- **TASK STATEMENT**
Check every line for the word "external" and state how many lines have it. Reply with the number alone.

(Some records)
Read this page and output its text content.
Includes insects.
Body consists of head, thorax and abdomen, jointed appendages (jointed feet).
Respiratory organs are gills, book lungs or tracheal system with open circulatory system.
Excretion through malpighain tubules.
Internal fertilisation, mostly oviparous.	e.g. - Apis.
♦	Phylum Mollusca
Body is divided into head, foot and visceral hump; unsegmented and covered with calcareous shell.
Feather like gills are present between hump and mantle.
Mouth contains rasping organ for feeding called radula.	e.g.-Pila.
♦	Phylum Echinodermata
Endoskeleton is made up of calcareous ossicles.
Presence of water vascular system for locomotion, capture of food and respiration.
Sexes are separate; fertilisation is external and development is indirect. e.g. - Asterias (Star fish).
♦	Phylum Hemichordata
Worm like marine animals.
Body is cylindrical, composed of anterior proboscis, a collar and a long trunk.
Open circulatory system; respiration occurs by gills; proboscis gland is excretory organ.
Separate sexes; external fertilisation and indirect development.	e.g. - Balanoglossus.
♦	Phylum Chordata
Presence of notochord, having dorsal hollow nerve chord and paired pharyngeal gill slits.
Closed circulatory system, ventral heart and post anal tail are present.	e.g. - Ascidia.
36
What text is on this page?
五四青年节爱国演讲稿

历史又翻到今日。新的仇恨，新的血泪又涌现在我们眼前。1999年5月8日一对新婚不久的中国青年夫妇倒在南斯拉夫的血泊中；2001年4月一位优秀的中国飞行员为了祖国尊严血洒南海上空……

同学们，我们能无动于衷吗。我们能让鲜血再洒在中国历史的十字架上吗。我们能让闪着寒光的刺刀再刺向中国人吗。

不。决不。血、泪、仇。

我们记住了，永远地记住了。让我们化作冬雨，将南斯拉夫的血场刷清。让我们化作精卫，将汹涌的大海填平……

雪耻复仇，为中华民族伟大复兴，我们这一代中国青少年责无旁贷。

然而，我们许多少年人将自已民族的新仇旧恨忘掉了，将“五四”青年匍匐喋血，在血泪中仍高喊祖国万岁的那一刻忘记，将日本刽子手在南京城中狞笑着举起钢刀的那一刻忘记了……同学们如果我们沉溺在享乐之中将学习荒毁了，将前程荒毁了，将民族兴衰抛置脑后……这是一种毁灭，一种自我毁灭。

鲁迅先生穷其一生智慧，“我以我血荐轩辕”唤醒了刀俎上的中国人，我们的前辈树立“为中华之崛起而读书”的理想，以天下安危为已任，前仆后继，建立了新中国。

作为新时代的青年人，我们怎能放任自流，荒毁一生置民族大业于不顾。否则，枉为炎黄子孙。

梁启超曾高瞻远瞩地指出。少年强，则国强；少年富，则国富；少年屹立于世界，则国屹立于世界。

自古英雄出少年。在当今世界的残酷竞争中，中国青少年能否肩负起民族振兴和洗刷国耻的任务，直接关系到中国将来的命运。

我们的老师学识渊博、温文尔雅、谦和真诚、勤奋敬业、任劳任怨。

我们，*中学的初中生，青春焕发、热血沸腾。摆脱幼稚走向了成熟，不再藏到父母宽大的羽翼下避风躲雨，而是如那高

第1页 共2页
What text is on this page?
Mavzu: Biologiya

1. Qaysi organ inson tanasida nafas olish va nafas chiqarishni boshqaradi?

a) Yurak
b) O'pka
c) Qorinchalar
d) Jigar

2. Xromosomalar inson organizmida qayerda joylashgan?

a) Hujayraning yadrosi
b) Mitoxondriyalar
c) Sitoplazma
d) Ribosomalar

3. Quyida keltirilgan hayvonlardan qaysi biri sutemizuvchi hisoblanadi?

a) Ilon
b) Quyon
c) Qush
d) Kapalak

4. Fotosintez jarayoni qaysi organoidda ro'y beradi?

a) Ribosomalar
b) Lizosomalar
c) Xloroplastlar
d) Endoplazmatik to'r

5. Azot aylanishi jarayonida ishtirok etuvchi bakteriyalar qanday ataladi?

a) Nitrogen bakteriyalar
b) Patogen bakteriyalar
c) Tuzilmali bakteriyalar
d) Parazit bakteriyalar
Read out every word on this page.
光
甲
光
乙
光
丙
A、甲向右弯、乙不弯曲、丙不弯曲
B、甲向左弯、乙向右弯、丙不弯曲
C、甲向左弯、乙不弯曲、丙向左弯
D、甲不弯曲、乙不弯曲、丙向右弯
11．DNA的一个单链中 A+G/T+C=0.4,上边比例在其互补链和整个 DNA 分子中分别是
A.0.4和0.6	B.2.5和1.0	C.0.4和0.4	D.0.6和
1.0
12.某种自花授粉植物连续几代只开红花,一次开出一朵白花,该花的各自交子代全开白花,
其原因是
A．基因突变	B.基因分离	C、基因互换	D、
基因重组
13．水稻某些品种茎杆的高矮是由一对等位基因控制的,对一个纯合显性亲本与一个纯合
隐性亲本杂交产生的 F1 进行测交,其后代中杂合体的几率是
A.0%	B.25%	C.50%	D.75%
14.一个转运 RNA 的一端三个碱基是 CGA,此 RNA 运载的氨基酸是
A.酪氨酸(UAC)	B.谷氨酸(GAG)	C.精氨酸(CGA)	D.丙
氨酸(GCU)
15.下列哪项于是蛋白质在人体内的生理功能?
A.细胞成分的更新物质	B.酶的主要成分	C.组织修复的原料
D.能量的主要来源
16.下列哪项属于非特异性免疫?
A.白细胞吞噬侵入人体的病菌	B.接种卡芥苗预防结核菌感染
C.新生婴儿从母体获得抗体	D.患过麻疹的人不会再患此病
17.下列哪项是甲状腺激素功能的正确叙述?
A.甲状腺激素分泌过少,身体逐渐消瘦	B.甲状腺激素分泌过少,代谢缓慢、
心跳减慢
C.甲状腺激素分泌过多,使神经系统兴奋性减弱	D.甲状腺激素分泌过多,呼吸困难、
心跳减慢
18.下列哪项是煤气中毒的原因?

- **ANSWER FOR THIS EXERCISE**
2